GOAL OF THE EXERCISE => Find the lines containing the word "data" and copy every one of them.

----------------

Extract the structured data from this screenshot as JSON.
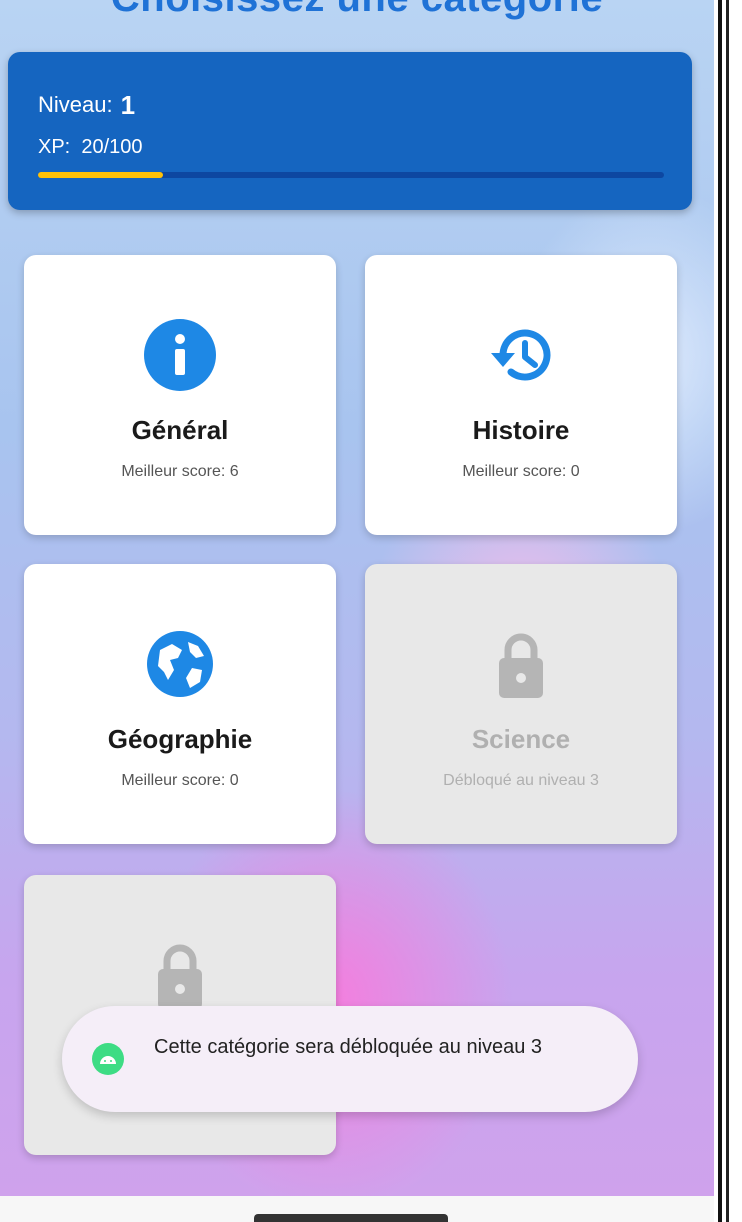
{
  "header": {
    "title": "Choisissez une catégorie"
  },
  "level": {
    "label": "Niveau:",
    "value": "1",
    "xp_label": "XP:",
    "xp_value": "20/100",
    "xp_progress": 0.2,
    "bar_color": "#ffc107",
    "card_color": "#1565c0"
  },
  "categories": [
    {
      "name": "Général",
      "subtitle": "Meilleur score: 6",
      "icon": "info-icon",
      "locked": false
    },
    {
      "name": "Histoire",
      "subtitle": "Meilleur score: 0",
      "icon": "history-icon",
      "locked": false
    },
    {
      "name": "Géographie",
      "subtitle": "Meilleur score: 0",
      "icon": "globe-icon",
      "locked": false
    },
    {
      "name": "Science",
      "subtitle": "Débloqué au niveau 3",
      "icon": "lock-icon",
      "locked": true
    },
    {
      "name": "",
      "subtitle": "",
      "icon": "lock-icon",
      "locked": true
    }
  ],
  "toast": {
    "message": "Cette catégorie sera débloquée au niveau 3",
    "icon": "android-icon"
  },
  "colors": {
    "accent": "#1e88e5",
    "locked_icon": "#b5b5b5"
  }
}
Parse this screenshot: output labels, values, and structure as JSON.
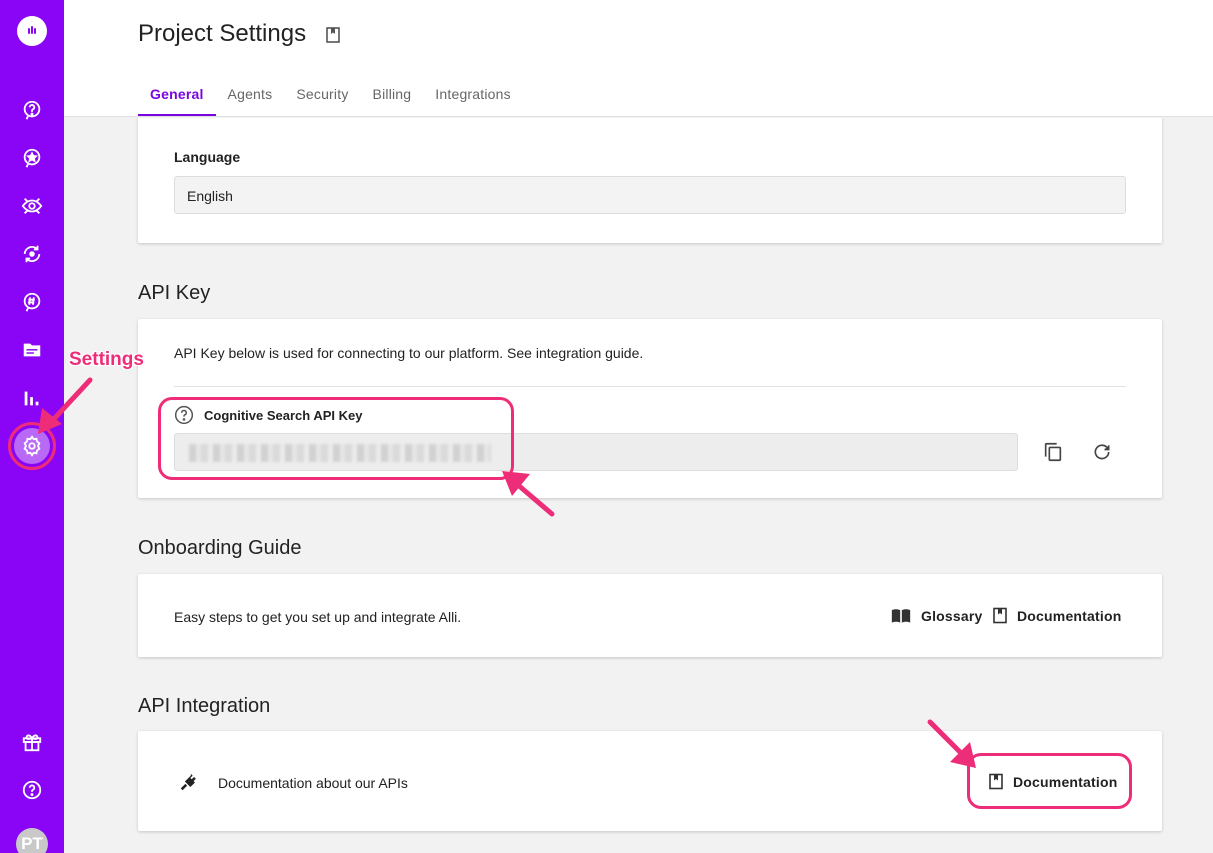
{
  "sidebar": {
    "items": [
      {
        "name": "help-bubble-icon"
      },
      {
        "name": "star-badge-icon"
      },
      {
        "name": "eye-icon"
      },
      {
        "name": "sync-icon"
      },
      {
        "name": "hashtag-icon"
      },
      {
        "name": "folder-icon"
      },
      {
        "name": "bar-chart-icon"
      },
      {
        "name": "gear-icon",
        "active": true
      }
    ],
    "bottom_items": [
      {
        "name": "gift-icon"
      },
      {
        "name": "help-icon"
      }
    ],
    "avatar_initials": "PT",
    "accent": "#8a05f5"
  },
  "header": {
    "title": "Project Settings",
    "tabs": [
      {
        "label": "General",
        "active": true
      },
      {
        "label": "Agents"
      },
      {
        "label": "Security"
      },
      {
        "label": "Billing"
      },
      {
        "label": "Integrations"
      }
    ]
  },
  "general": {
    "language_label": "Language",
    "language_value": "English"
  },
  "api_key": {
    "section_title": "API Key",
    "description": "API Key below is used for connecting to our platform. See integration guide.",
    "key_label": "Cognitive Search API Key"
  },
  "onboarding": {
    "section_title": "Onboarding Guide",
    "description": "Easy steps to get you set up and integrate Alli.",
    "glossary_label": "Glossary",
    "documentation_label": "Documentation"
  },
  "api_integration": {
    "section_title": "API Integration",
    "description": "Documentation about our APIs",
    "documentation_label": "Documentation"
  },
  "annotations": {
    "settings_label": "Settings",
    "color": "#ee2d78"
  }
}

----------------

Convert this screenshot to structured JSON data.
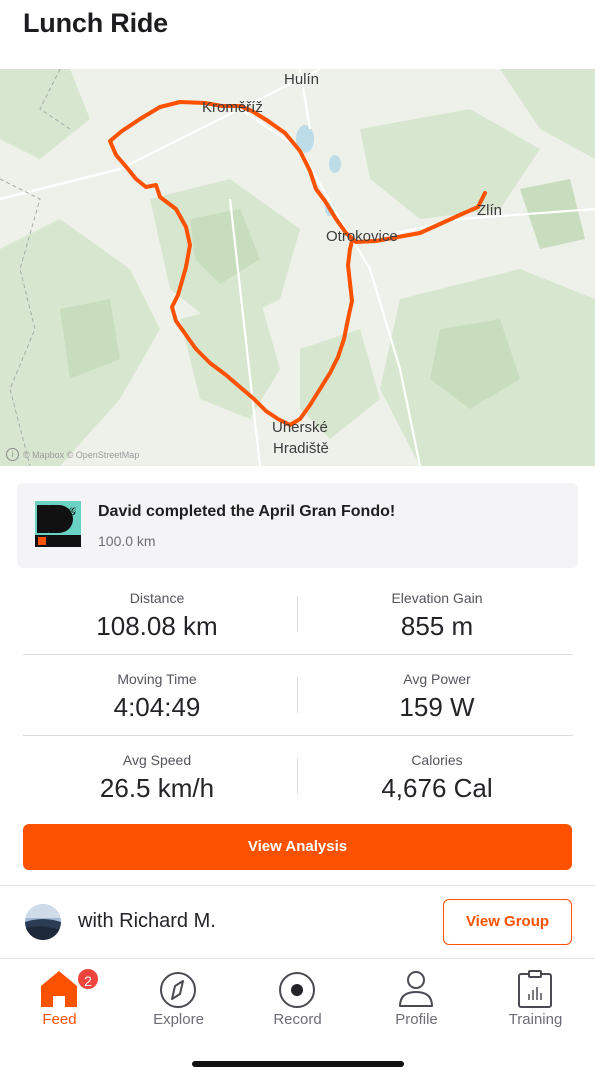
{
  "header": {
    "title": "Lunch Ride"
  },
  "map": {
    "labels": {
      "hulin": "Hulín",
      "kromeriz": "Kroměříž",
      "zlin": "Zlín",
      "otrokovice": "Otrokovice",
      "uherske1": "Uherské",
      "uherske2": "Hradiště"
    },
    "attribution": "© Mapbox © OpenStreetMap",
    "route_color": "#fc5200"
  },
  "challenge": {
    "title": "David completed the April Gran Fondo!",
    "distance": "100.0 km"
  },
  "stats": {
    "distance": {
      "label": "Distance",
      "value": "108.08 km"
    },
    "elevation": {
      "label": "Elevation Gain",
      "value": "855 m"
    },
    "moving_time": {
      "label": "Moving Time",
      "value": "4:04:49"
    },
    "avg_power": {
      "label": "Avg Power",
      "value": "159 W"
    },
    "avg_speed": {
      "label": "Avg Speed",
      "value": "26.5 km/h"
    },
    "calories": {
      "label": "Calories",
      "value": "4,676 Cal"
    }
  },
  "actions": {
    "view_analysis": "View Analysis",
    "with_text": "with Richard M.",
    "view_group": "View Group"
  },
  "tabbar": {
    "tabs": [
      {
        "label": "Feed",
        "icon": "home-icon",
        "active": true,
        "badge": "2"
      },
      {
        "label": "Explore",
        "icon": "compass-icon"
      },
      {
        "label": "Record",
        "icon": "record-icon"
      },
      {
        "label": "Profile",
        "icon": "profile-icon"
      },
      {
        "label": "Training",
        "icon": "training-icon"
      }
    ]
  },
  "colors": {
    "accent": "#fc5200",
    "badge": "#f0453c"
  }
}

----------------

TASK ANSWER =>
Extract the structured data from this screenshot as JSON.
Convert this screenshot to structured JSON data.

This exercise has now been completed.